### WHAT TO DO
Do any lines in the data below contain "động"? If so, copy every one of them.

-- Start EXTRACTED RECORDS --

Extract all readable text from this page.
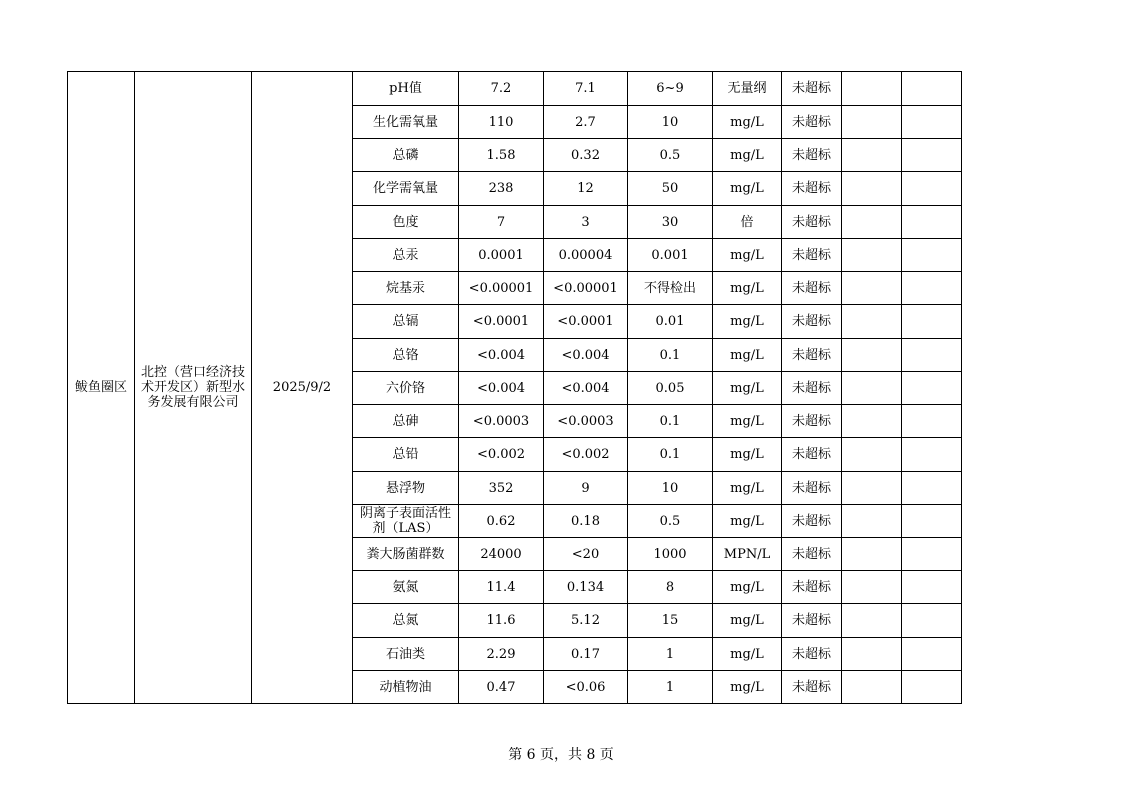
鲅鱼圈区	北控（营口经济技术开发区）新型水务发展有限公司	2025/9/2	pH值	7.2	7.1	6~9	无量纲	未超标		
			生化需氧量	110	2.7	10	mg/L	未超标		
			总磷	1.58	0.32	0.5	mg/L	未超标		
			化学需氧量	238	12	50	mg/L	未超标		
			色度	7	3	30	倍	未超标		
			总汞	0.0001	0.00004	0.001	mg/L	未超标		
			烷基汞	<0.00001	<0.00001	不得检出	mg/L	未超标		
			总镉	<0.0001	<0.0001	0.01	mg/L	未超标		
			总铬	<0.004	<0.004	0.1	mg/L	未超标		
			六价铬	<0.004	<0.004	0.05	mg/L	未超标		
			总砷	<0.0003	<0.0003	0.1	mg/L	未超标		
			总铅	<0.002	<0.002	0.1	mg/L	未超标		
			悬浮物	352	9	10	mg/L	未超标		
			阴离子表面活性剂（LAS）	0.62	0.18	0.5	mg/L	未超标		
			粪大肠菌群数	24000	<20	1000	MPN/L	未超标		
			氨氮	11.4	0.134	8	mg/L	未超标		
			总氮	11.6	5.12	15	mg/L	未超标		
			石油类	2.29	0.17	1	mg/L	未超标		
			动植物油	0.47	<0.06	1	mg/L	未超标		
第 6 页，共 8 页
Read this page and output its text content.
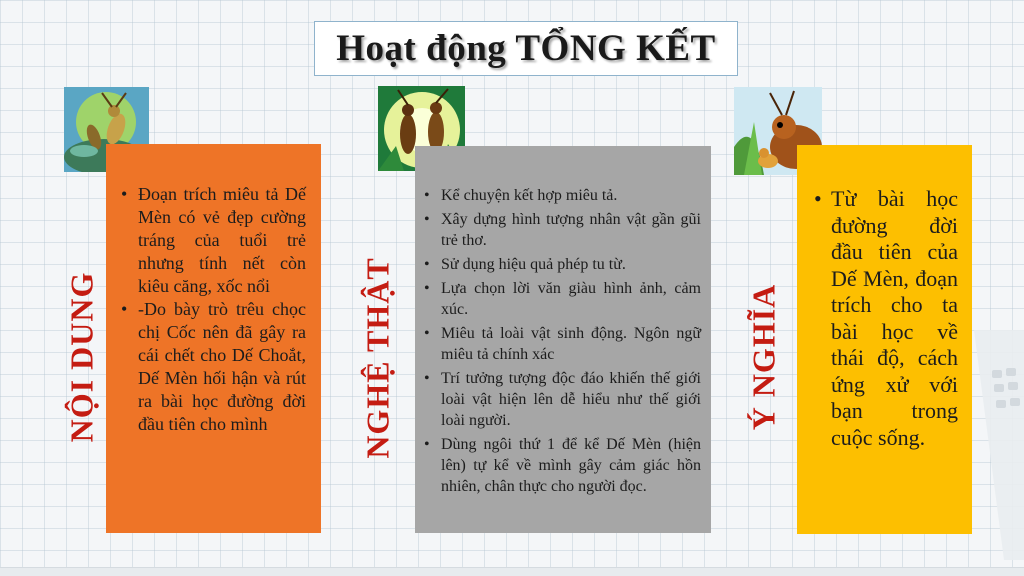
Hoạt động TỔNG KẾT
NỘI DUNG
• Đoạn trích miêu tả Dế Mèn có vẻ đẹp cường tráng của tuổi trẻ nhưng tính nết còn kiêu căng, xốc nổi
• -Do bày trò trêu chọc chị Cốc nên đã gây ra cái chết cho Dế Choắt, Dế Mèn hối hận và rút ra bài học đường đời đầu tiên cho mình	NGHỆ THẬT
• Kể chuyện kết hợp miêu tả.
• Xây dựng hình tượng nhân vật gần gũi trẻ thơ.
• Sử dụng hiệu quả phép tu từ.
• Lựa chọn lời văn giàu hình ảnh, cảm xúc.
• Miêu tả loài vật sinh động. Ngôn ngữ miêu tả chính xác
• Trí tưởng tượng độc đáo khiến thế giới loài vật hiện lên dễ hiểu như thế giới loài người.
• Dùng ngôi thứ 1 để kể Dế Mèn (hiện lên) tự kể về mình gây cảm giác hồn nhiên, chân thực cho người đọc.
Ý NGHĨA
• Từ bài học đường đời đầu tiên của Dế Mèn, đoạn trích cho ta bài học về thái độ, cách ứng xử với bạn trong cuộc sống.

-- End EXTRACTED RECORDS --

### CORRECT OUTPUT
Hoạt động TỔNG KẾT
• Miêu tả loài vật sinh động. Ngôn ngữ miêu tả chính xác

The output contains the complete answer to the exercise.